**** Stored rows ****

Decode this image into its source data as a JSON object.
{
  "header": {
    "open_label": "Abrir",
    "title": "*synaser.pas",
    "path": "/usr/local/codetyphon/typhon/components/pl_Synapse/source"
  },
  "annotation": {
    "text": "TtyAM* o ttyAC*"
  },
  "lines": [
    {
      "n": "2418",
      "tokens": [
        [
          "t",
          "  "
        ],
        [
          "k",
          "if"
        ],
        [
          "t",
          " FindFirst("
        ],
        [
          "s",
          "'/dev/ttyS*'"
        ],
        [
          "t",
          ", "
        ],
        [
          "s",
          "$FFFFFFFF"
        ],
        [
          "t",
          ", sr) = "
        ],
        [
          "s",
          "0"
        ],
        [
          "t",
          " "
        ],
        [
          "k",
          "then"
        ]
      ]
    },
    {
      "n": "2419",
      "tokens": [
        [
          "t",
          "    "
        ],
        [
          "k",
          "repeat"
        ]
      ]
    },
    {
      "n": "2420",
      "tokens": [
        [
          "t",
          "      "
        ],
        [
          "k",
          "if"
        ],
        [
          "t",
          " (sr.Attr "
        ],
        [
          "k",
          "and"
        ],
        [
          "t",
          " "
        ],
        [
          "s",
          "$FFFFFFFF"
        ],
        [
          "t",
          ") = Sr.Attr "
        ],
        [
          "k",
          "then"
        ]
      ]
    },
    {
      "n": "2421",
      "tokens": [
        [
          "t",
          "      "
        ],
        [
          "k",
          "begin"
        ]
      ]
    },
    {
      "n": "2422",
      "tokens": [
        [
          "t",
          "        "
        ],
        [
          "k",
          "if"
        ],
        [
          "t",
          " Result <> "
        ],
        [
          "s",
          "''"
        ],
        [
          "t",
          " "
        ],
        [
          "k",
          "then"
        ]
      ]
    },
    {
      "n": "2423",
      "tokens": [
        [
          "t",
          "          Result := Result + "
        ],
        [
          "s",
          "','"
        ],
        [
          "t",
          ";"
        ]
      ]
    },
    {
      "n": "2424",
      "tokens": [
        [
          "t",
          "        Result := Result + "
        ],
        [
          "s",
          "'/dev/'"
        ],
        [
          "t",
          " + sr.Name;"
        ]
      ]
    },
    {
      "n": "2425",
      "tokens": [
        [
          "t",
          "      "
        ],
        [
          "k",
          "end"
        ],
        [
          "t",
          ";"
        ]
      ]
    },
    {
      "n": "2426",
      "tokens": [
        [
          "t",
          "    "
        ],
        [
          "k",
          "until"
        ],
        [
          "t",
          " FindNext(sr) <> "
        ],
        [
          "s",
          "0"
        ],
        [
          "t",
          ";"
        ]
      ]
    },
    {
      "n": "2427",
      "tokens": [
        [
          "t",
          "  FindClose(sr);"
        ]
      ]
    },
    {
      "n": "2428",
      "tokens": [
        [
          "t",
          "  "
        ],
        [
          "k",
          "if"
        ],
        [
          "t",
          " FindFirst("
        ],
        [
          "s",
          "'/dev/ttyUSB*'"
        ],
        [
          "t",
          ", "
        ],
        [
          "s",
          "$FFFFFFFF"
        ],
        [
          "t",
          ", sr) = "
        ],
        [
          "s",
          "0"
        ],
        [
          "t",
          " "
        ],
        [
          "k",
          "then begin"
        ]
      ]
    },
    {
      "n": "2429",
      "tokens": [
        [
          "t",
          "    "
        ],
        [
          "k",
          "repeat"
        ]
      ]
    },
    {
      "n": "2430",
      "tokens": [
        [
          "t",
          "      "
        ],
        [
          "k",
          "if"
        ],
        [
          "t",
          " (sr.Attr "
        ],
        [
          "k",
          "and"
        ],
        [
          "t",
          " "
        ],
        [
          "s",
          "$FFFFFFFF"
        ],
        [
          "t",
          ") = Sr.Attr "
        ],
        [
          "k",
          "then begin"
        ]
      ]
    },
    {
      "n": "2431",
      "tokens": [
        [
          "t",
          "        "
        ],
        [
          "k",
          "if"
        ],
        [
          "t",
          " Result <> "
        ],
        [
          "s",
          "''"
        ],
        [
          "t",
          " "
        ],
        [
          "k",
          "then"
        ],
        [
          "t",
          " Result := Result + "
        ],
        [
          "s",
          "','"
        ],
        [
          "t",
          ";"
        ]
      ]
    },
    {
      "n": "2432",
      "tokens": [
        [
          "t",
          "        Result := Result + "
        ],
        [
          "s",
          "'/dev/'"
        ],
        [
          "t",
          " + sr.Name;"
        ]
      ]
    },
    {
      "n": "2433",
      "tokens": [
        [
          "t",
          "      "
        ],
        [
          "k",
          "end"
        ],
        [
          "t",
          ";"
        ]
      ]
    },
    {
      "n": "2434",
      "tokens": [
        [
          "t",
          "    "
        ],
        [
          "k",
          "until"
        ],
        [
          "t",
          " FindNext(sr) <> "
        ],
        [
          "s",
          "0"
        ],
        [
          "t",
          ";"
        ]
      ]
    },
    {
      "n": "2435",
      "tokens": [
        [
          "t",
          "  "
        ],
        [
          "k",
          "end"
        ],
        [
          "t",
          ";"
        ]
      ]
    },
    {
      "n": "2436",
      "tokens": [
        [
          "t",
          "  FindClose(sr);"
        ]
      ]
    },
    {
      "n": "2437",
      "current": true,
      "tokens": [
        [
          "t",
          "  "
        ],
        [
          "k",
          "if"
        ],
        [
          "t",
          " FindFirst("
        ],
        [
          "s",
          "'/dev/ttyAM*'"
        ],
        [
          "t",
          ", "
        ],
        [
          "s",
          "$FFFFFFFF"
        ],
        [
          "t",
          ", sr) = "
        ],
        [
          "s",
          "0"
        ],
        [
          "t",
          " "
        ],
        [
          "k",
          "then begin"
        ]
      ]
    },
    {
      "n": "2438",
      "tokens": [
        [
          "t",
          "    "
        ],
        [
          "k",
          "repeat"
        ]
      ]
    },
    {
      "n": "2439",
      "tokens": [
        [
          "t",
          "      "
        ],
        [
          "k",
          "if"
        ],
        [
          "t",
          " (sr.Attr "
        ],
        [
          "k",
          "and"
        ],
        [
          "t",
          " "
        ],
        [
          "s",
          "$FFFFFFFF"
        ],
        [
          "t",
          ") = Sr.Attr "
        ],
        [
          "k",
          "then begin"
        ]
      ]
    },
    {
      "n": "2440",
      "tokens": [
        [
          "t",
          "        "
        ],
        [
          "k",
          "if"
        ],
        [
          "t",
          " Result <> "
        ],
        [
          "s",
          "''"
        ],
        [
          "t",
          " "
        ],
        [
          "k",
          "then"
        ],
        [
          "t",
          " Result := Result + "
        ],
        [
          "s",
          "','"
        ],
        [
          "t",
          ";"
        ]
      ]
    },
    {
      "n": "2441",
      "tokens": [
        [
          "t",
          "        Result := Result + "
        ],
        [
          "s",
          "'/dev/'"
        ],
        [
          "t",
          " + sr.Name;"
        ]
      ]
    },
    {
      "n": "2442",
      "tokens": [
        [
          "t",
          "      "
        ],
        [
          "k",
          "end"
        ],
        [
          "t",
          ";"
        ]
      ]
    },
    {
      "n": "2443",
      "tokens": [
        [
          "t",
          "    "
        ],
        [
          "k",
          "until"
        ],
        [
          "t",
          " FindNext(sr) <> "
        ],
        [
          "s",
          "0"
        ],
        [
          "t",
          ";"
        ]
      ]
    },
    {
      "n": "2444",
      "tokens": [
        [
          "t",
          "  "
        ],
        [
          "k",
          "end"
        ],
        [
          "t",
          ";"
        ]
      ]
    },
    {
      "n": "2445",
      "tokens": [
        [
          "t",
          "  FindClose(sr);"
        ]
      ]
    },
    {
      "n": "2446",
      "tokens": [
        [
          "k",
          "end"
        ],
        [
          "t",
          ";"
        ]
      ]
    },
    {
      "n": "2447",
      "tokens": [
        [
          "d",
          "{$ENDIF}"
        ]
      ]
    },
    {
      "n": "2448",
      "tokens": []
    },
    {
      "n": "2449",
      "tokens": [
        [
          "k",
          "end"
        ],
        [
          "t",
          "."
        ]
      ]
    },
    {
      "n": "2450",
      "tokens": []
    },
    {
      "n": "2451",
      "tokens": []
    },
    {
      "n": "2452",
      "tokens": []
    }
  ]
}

****

• [Do this] Identify and list each line with the word "source".

• [Exercise solution]
Decode this image into its source data as a JSON object.
    "path": "/usr/local/codetyphon/typhon/components/pl_Synapse/source"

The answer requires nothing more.